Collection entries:
────

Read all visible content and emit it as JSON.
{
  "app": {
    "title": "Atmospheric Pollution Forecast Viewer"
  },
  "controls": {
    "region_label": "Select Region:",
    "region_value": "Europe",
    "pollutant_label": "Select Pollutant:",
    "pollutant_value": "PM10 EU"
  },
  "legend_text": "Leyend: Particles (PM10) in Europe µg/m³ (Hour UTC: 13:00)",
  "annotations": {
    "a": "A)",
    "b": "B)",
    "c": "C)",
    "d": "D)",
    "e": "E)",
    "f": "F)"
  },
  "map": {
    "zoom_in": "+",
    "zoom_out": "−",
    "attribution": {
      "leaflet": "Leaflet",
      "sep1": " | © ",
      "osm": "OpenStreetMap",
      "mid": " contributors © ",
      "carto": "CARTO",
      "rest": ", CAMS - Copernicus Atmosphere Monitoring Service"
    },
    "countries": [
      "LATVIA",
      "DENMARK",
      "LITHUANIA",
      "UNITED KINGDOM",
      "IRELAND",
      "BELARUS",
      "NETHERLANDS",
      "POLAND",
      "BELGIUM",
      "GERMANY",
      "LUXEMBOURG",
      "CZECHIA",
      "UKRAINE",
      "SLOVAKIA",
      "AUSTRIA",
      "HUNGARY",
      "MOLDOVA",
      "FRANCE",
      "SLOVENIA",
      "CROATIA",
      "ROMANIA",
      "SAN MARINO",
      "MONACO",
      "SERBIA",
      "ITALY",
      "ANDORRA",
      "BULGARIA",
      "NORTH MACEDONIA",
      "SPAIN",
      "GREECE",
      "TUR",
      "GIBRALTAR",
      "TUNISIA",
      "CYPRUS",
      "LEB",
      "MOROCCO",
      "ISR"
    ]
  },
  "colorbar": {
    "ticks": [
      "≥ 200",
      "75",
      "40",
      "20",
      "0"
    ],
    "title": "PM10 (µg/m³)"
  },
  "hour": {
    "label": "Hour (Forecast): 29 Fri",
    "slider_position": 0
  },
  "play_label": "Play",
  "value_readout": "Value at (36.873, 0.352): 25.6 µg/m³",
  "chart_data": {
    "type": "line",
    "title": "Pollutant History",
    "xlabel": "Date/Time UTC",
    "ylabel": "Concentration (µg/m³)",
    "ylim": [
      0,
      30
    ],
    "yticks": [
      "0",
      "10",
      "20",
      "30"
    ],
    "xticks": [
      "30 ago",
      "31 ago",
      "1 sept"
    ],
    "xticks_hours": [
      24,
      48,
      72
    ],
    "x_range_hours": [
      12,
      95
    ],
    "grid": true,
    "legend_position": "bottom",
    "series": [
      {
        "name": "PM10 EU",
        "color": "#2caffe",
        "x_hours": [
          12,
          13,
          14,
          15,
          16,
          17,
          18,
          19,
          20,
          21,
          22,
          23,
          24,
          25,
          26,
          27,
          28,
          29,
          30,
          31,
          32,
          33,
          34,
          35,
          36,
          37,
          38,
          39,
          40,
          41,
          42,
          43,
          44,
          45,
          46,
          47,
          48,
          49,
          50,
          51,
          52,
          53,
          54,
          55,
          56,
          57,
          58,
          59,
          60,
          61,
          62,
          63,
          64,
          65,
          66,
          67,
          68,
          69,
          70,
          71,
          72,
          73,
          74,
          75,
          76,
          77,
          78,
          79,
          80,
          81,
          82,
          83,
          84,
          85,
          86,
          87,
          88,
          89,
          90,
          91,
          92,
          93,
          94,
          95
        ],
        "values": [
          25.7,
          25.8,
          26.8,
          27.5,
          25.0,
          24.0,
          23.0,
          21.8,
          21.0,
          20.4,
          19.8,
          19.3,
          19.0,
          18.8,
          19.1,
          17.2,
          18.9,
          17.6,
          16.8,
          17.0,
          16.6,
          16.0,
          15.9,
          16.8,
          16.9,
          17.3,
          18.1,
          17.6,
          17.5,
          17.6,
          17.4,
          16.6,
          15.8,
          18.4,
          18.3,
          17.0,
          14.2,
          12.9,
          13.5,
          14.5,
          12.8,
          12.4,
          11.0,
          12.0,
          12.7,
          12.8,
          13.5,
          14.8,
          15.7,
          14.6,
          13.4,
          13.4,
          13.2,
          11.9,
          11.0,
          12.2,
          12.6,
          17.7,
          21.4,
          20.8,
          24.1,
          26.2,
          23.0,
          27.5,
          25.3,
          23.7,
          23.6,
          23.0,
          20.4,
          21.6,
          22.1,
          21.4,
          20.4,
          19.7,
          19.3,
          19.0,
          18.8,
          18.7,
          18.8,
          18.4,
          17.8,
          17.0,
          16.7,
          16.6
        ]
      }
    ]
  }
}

────

TO DO: Show every line in the entries where the string "Select" occurs.

OUTPUT BELOW:
    "region_label": "Select Region:",
    "pollutant_label": "Select Pollutant:",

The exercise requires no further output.